**Goal:** In the records, retype word for word every line from the one containing "date-label: Datum eerste gebruik xyxy=(871,1002,976,1014)" through the one containing "inschrijvingB.06/06/2006 Da… xyxy=(832,381,1162,454)", including both of those lines.

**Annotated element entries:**

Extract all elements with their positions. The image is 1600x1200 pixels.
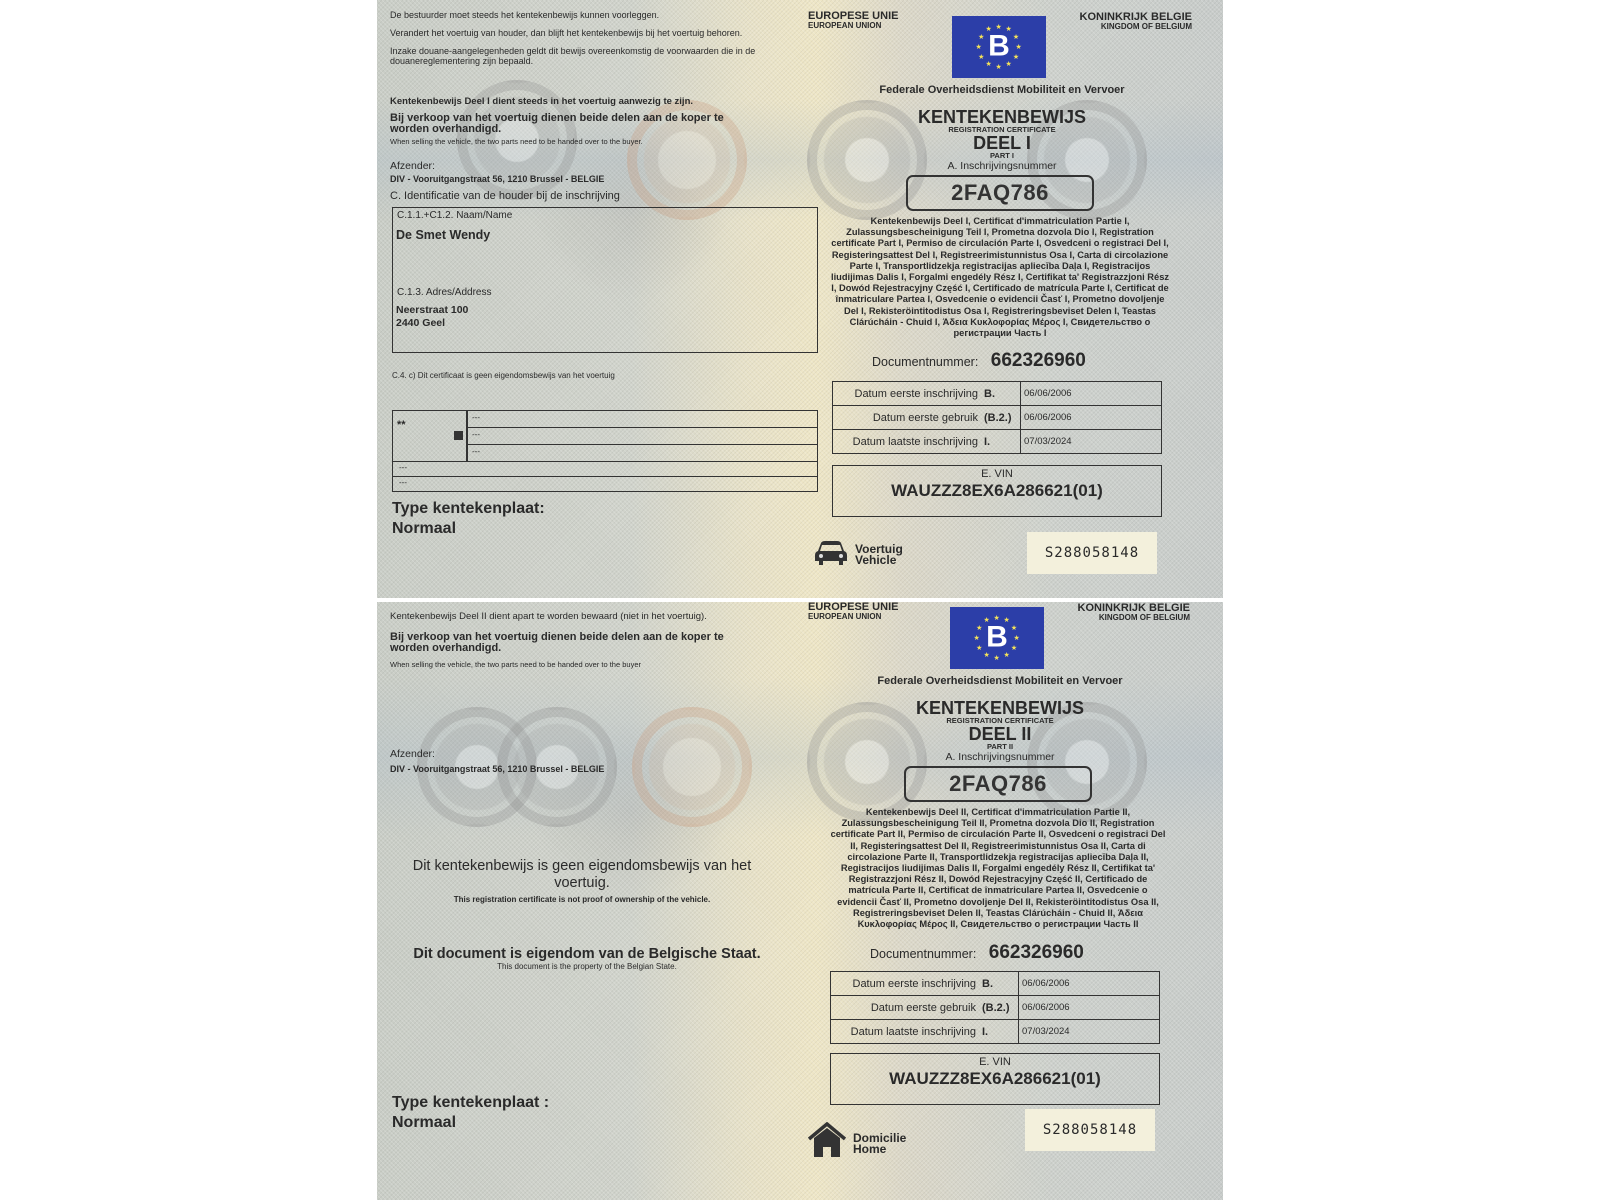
date-label: Datum eerste gebruik xyxy=(871,1002,976,1014)
eu-label: EUROPESE UNIE EUROPEAN UNION xyxy=(808,602,898,621)
home-icon xyxy=(807,1122,847,1158)
vin-value: WAUZZZ8EX6A286621(01) xyxy=(831,1069,1159,1089)
part-title-en: PART II xyxy=(880,743,1120,751)
plate-type-value: Normaal xyxy=(392,1113,456,1133)
star-icon: ★ xyxy=(974,635,980,642)
holder-section-title: C. Identificatie van de houder bij de in… xyxy=(390,190,620,202)
plate-type-label: Type kentekenplaat : xyxy=(392,1093,549,1113)
date-value: 07/03/2024 xyxy=(1019,1020,1160,1044)
plate-type-label: Type kentekenplaat: xyxy=(392,499,545,519)
certificate-title: KENTEKENBEWIJS REGISTRATION CERTIFICATE … xyxy=(880,699,1120,763)
sale-note-en: When selling the vehicle, the two parts … xyxy=(390,137,643,146)
dates-table: Datum eerste inschrijvingB.06/06/2006 Da… xyxy=(832,381,1162,454)
address-line-1: Neerstraat 100 xyxy=(396,304,468,316)
notes: De bestuurder moet steeds het kentekenbe… xyxy=(390,10,770,66)
date-value: 06/06/2006 xyxy=(1019,996,1160,1020)
eu-title-en: EUROPEAN UNION xyxy=(808,22,898,30)
address-line-2: 2440 Geel xyxy=(396,317,445,329)
info-line: --- xyxy=(472,413,480,422)
date-code: I. xyxy=(982,1026,1012,1038)
registration-label: A. Inschrijvingsnummer xyxy=(882,160,1122,172)
vehicle-label: Voertuig Vehicle xyxy=(855,544,903,566)
sale-note: Bij verkoop van het voertuig dienen beid… xyxy=(390,632,750,654)
document-number: Documentnummer: 662326960 xyxy=(872,350,1086,372)
info-line: --- xyxy=(399,463,407,472)
star-icon: ★ xyxy=(996,64,1002,71)
state-property: Dit document is eigendom van de Belgisch… xyxy=(382,946,792,971)
vin-box: E. VIN WAUZZZ8EX6A286621(01) xyxy=(832,465,1162,517)
document-number-label: Documentnummer: xyxy=(872,355,978,369)
divider xyxy=(466,411,468,461)
star-icon: ★ xyxy=(1016,44,1022,51)
plate-type-value: Normaal xyxy=(392,519,456,539)
car-icon xyxy=(815,540,847,566)
registration-number: 2FAQ786 xyxy=(904,766,1092,802)
star-icon: ★ xyxy=(1011,625,1017,632)
kingdom-label: KONINKRIJK BELGIE KINGDOM OF BELGIUM xyxy=(1065,603,1190,622)
part-title: DEEL II xyxy=(880,725,1120,743)
date-code: B. xyxy=(982,978,1012,990)
serial-number: S288058148 xyxy=(1025,1109,1155,1151)
vin-label: E. VIN xyxy=(831,1056,1159,1068)
date-value: 06/06/2006 xyxy=(1019,972,1160,996)
star-icon: ★ xyxy=(976,645,982,652)
keep-note: Kentekenbewijs Deel I dient steeds in he… xyxy=(390,96,770,107)
address-label: C.1.3. Adres/Address xyxy=(397,287,492,298)
ownership-disclaimer-en: This registration certificate is not pro… xyxy=(402,895,762,904)
date-row: Datum laatste inschrijvingI.07/03/2024 xyxy=(833,430,1162,454)
date-row: Datum laatste inschrijvingI.07/03/2024 xyxy=(831,1020,1160,1044)
document-number-label: Documentnummer: xyxy=(870,947,976,961)
dates-table: Datum eerste inschrijvingB.06/06/2006 Da… xyxy=(830,971,1160,1044)
note-present: De bestuurder moet steeds het kentekenbe… xyxy=(390,10,770,20)
eu-label: EUROPESE UNIE EUROPEAN UNION xyxy=(808,11,898,30)
title: KENTEKENBEWIJS xyxy=(882,108,1122,126)
star-icon: ★ xyxy=(1013,34,1019,41)
title: KENTEKENBEWIJS xyxy=(880,699,1120,717)
stars-mark: ** xyxy=(397,419,406,431)
multilingual-title: Kentekenbewijs Deel I, Certificat d'imma… xyxy=(830,216,1170,339)
date-value: 06/06/2006 xyxy=(1021,382,1162,406)
plus-icon xyxy=(454,431,463,440)
date-value: 06/06/2006 xyxy=(1021,406,1162,430)
vin-value: WAUZZZ8EX6A286621(01) xyxy=(833,481,1161,501)
star-icon: ★ xyxy=(1011,645,1017,652)
home-label: Domicilie Home xyxy=(853,1133,906,1155)
document-number: Documentnummer: 662326960 xyxy=(870,942,1084,964)
date-row: Datum eerste gebruik(B.2.)06/06/2006 xyxy=(831,996,1160,1020)
date-label: Datum eerste gebruik xyxy=(873,412,978,424)
vin-box: E. VIN WAUZZZ8EX6A286621(01) xyxy=(830,1053,1160,1105)
date-row: Datum eerste gebruik(B.2.)06/06/2006 xyxy=(833,406,1162,430)
vin-label: E. VIN xyxy=(833,468,1161,480)
kingdom-title-en: KINGDOM OF BELGIUM xyxy=(1067,23,1192,31)
kingdom-label: KONINKRIJK BELGIE KINGDOM OF BELGIUM xyxy=(1067,12,1192,31)
sender-label: Afzender: xyxy=(390,160,435,172)
vehicle-label-en: Vehicle xyxy=(855,555,903,566)
sale-note: Bij verkoop van het voertuig dienen beid… xyxy=(390,113,750,135)
home-label-en: Home xyxy=(853,1144,906,1155)
date-row: Datum eerste inschrijvingB.06/06/2006 xyxy=(831,972,1160,996)
part-title: DEEL I xyxy=(882,134,1122,152)
date-label: Datum eerste inschrijving xyxy=(853,978,977,990)
date-label: Datum laatste inschrijving xyxy=(853,436,978,448)
keep-note: Kentekenbewijs Deel II dient apart te wo… xyxy=(390,611,707,622)
info-line: --- xyxy=(472,447,480,456)
document-number-value: 662326960 xyxy=(991,350,1086,371)
holder-box: C.1.1.+C1.2. Naam/Name De Smet Wendy C.1… xyxy=(392,207,818,353)
registration-certificate-part-1: De bestuurder moet steeds het kentekenbe… xyxy=(377,0,1223,598)
sale-note-en: When selling the vehicle, the two parts … xyxy=(390,660,641,669)
date-code: (B.2.) xyxy=(982,1002,1012,1014)
additional-info-box: ** --- --- --- --- --- xyxy=(392,410,818,492)
date-code: B. xyxy=(984,388,1014,400)
star-icon: ★ xyxy=(976,625,982,632)
certificate-title: KENTEKENBEWIJS REGISTRATION CERTIFICATE … xyxy=(882,108,1122,172)
note-customs: Inzake douane-aangelegenheden geldt dit … xyxy=(390,46,770,66)
star-icon: ★ xyxy=(978,34,984,41)
sender-address: DIV - Vooruitgangstraat 56, 1210 Brussel… xyxy=(390,764,604,774)
kingdom-title-en: KINGDOM OF BELGIUM xyxy=(1065,614,1190,622)
info-line: --- xyxy=(472,430,480,439)
holder-name: De Smet Wendy xyxy=(396,228,490,242)
agency-name: Federale Overheidsdienst Mobiliteit en V… xyxy=(850,675,1150,687)
note-holder-change: Verandert het voertuig van houder, dan b… xyxy=(390,28,770,38)
watermark-wheel xyxy=(632,707,752,827)
date-label: Datum laatste inschrijving xyxy=(851,1026,976,1038)
state-property-nl: Dit document is eigendom van de Belgisch… xyxy=(382,946,792,962)
registration-label: A. Inschrijvingsnummer xyxy=(880,751,1120,763)
date-code: (B.2.) xyxy=(984,412,1014,424)
eu-title-en: EUROPEAN UNION xyxy=(808,613,898,621)
star-icon: ★ xyxy=(978,54,984,61)
eu-flag-icon: ★★★★★★★★★★★★ B xyxy=(950,607,1044,669)
country-letter: B xyxy=(988,29,1010,63)
date-value: 07/03/2024 xyxy=(1021,430,1162,454)
document-number-value: 662326960 xyxy=(989,942,1084,963)
ownership-note: C.4. c) Dit certificaat is geen eigendom… xyxy=(392,371,615,380)
registration-certificate-part-2: Kentekenbewijs Deel II dient apart te wo… xyxy=(377,602,1223,1200)
registration-number: 2FAQ786 xyxy=(906,175,1094,211)
date-row: Datum eerste inschrijvingB.06/06/2006 xyxy=(833,382,1162,406)
star-icon: ★ xyxy=(976,44,982,51)
date-code: I. xyxy=(984,436,1014,448)
state-property-en: This document is the property of the Bel… xyxy=(382,962,792,971)
serial-number: S288058148 xyxy=(1027,532,1157,574)
date-label: Datum eerste inschrijving xyxy=(855,388,979,400)
ownership-disclaimer: Dit kentekenbewijs is geen eigendomsbewi… xyxy=(402,858,762,904)
eu-flag-icon: ★★★★★★★★★★★★ B xyxy=(952,16,1046,78)
country-letter: B xyxy=(986,620,1008,654)
part-title-en: PART I xyxy=(882,152,1122,160)
star-icon: ★ xyxy=(1013,54,1019,61)
star-icon: ★ xyxy=(1014,635,1020,642)
ownership-disclaimer-nl: Dit kentekenbewijs is geen eigendomsbewi… xyxy=(402,858,762,892)
name-label: C.1.1.+C1.2. Naam/Name xyxy=(397,210,512,221)
info-line: --- xyxy=(399,478,407,487)
sender-label: Afzender: xyxy=(390,748,435,760)
agency-name: Federale Overheidsdienst Mobiliteit en V… xyxy=(852,84,1152,96)
sender-address: DIV - Vooruitgangstraat 56, 1210 Brussel… xyxy=(390,174,604,184)
star-icon: ★ xyxy=(994,655,1000,662)
multilingual-title: Kentekenbewijs Deel II, Certificat d'imm… xyxy=(828,807,1168,930)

**The result:**
date-label: Datum eerste gebruik xyxy=(871,1002,976,1014)
eu-label: EUROPESE UNIE EUROPEAN UNION xyxy=(808,602,898,621)
home-icon xyxy=(807,1122,847,1158)
vin-value: WAUZZZ8EX6A286621(01) xyxy=(831,1069,1159,1089)
part-title-en: PART II xyxy=(880,743,1120,751)
plate-type-value: Normaal xyxy=(392,1113,456,1133)
star-icon: ★ xyxy=(974,635,980,642)
holder-section-title: C. Identificatie van de houder bij de in… xyxy=(390,190,620,202)
plate-type-label: Type kentekenplaat : xyxy=(392,1093,549,1113)
date-value: 07/03/2024 xyxy=(1019,1020,1160,1044)
plate-type-label: Type kentekenplaat: xyxy=(392,499,545,519)
certificate-title: KENTEKENBEWIJS REGISTRATION CERTIFICATE … xyxy=(880,699,1120,763)
sale-note-en: When selling the vehicle, the two parts … xyxy=(390,137,643,146)
dates-table: Datum eerste inschrijvingB.06/06/2006 Da… xyxy=(832,381,1162,454)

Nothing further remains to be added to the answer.